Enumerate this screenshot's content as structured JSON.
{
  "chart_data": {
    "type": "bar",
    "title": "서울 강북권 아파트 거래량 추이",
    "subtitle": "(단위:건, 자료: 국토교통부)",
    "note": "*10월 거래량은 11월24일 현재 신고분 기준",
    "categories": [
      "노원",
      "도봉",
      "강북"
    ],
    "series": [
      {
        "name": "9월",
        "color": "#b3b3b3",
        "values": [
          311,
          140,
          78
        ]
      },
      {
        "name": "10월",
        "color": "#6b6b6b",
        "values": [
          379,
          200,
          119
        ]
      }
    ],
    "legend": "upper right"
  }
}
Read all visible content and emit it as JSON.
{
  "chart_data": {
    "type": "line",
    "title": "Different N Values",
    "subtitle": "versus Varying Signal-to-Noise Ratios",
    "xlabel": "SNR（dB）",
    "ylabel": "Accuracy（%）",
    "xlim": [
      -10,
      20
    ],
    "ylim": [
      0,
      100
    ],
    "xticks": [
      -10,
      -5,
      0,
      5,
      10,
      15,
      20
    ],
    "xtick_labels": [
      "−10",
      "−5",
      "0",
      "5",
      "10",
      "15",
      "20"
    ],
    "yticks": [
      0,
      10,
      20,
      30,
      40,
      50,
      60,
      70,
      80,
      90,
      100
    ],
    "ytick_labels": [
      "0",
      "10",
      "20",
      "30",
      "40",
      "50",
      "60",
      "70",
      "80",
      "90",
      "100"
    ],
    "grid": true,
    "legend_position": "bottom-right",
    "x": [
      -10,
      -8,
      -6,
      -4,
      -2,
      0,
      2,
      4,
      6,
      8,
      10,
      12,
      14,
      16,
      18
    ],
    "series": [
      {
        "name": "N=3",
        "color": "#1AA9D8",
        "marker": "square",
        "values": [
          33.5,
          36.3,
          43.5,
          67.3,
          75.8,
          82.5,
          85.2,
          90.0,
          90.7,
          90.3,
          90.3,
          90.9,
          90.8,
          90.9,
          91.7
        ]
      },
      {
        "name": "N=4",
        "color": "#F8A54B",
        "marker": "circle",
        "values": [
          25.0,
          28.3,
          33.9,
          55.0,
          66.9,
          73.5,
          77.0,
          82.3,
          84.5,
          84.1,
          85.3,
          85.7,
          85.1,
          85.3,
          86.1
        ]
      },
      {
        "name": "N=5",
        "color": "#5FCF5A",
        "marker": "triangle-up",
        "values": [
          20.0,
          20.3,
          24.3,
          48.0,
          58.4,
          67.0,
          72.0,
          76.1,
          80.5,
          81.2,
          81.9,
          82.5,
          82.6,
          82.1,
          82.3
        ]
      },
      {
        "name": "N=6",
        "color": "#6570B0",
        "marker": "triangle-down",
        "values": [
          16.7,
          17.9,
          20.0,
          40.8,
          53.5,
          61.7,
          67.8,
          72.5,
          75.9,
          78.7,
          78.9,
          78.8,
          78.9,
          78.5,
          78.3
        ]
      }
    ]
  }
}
━━━━
# Problem
Answer with one number: how many lines in the listing hold "triangle".

# Solved problem
2